## [PROBLEM STATEMENT]
Lay out each line of the listing below as an item in a numbered list, omitting any blank lines.

## [DATASET EXTRACT]
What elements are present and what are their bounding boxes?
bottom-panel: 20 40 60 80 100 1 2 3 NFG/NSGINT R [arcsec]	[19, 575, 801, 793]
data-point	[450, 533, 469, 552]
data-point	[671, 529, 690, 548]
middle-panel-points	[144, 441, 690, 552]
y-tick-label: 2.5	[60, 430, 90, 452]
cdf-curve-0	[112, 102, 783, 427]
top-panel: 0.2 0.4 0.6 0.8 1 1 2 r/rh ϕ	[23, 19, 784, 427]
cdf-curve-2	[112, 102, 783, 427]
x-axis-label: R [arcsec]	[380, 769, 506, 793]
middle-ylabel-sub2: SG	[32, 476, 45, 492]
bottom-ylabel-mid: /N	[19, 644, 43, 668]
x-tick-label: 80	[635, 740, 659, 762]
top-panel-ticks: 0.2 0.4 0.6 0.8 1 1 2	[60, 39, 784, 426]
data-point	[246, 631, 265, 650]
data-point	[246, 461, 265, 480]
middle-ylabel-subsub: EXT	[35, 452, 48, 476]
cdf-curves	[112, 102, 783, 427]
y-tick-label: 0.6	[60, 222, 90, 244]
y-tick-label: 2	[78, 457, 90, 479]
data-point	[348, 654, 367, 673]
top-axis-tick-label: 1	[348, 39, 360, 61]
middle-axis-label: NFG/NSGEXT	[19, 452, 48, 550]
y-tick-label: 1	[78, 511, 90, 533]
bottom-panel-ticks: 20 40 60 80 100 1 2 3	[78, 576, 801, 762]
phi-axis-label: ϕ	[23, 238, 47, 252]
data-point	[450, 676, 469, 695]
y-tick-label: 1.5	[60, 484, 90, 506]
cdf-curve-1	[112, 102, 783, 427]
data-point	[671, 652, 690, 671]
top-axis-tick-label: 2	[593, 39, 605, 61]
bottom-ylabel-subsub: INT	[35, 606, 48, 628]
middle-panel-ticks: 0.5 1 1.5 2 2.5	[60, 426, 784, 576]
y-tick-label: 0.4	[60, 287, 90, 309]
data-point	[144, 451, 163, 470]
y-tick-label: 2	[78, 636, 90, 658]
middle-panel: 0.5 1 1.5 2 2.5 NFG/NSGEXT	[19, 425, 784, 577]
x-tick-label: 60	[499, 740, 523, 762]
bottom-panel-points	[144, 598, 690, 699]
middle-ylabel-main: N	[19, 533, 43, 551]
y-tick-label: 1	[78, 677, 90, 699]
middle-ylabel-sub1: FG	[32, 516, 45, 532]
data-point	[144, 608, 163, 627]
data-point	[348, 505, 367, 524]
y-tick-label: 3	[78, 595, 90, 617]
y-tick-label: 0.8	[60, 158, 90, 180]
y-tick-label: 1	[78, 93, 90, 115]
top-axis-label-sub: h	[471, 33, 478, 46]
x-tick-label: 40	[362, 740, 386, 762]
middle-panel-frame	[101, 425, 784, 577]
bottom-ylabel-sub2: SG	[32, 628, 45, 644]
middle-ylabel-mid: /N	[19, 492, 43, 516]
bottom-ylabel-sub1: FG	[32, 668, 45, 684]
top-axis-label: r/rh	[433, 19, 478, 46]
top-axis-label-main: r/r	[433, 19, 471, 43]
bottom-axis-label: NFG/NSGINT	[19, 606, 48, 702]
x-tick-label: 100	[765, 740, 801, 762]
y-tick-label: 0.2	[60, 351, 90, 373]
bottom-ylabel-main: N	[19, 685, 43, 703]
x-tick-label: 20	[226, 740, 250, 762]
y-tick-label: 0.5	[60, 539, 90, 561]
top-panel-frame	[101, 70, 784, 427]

## [OUTPUT FOR THIS TASK]
1. What elements are present and what are their bounding boxes?
2. bottom-panel: 20 40 60 80 100 1 2 3 NFG/NSGINT R [arcsec]	[19, 575, 801, 793]
3. data-point	[450, 533, 469, 552]
4. data-point	[671, 529, 690, 548]
5. middle-panel-points	[144, 441, 690, 552]
6. y-tick-label: 2.5	[60, 430, 90, 452]
7. cdf-curve-0	[112, 102, 783, 427]
8. top-panel: 0.2 0.4 0.6 0.8 1 1 2 r/rh ϕ	[23, 19, 784, 427]
9. cdf-curve-2	[112, 102, 783, 427]
10. x-axis-label: R [arcsec]	[380, 769, 506, 793]
11. middle-ylabel-sub2: SG	[32, 476, 45, 492]
12. bottom-ylabel-mid: /N	[19, 644, 43, 668]
13. x-tick-label: 80	[635, 740, 659, 762]
14. top-panel-ticks: 0.2 0.4 0.6 0.8 1 1 2	[60, 39, 784, 426]
15. data-point	[246, 631, 265, 650]
16. data-point	[246, 461, 265, 480]
17. middle-ylabel-subsub: EXT	[35, 452, 48, 476]
18. cdf-curves	[112, 102, 783, 427]
19. y-tick-label: 0.6	[60, 222, 90, 244]
20. y-tick-label: 2	[78, 457, 90, 479]
21. data-point	[348, 654, 367, 673]
22. top-axis-tick-label: 1	[348, 39, 360, 61]
23. middle-axis-label: NFG/NSGEXT	[19, 452, 48, 550]
24. y-tick-label: 1	[78, 511, 90, 533]
25. bottom-panel-ticks: 20 40 60 80 100 1 2 3	[78, 576, 801, 762]
26. phi-axis-label: ϕ	[23, 238, 47, 252]
27. data-point	[450, 676, 469, 695]
28. y-tick-label: 1.5	[60, 484, 90, 506]
29. cdf-curve-1	[112, 102, 783, 427]
30. data-point	[671, 652, 690, 671]
31. top-axis-tick-label: 2	[593, 39, 605, 61]
32. bottom-ylabel-subsub: INT	[35, 606, 48, 628]
33. middle-panel-ticks: 0.5 1 1.5 2 2.5	[60, 426, 784, 576]
34. y-tick-label: 0.4	[60, 287, 90, 309]
35. data-point	[144, 451, 163, 470]
36. y-tick-label: 2	[78, 636, 90, 658]
37. middle-panel: 0.5 1 1.5 2 2.5 NFG/NSGEXT	[19, 425, 784, 577]
38. x-tick-label: 60	[499, 740, 523, 762]
39. bottom-panel-points	[144, 598, 690, 699]
40. middle-ylabel-main: N	[19, 533, 43, 551]
41. y-tick-label: 1	[78, 677, 90, 699]
42. middle-ylabel-sub1: FG	[32, 516, 45, 532]
43. data-point	[144, 608, 163, 627]
44. data-point	[348, 505, 367, 524]
45. y-tick-label: 3	[78, 595, 90, 617]
46. y-tick-label: 0.8	[60, 158, 90, 180]
47. y-tick-label: 1	[78, 93, 90, 115]
48. top-axis-label-sub: h	[471, 33, 478, 46]
49. x-tick-label: 40	[362, 740, 386, 762]
50. middle-panel-frame	[101, 425, 784, 577]
51. bottom-ylabel-sub2: SG	[32, 628, 45, 644]
52. middle-ylabel-mid: /N	[19, 492, 43, 516]
53. bottom-ylabel-sub1: FG	[32, 668, 45, 684]
54. top-axis-label: r/rh	[433, 19, 478, 46]
55. top-axis-label-main: r/r	[433, 19, 471, 43]
56. bottom-axis-label: NFG/NSGINT	[19, 606, 48, 702]
57. x-tick-label: 100	[765, 740, 801, 762]
58. y-tick-label: 0.2	[60, 351, 90, 373]
59. bottom-ylabel-main: N	[19, 685, 43, 703]
60. x-tick-label: 20	[226, 740, 250, 762]
61. y-tick-label: 0.5	[60, 539, 90, 561]
62. top-panel-frame	[101, 70, 784, 427]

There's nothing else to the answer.